Examine the material below and count the lines that hold the word "兹介绍我院". Report only the number.

______________________________

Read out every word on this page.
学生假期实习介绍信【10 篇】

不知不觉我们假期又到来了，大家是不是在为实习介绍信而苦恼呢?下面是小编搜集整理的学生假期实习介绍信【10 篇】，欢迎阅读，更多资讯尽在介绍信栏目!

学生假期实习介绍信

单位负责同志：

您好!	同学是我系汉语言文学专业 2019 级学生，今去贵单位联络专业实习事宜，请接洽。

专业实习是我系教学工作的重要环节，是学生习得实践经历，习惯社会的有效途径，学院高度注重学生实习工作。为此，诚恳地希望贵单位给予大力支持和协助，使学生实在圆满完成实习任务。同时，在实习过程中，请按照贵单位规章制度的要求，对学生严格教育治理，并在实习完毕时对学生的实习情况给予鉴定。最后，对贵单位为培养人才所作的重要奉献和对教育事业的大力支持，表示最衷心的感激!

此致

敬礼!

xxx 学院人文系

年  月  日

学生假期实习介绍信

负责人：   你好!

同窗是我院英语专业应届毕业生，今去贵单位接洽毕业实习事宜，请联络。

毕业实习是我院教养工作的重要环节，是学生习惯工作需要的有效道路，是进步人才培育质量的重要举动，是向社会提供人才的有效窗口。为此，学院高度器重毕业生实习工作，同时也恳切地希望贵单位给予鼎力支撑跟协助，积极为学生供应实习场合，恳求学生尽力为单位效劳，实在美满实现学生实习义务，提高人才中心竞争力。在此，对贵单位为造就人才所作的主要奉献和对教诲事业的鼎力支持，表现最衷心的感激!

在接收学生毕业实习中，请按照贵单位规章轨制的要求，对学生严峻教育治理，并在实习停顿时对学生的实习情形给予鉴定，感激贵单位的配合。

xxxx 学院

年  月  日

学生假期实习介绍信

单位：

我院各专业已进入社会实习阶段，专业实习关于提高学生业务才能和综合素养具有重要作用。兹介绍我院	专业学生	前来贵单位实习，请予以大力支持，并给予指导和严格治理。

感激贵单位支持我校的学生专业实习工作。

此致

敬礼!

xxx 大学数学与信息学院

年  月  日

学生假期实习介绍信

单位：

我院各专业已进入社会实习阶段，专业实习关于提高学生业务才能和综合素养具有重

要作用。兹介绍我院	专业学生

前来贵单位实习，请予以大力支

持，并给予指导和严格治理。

______________________________

(TASK OUTPUT) 2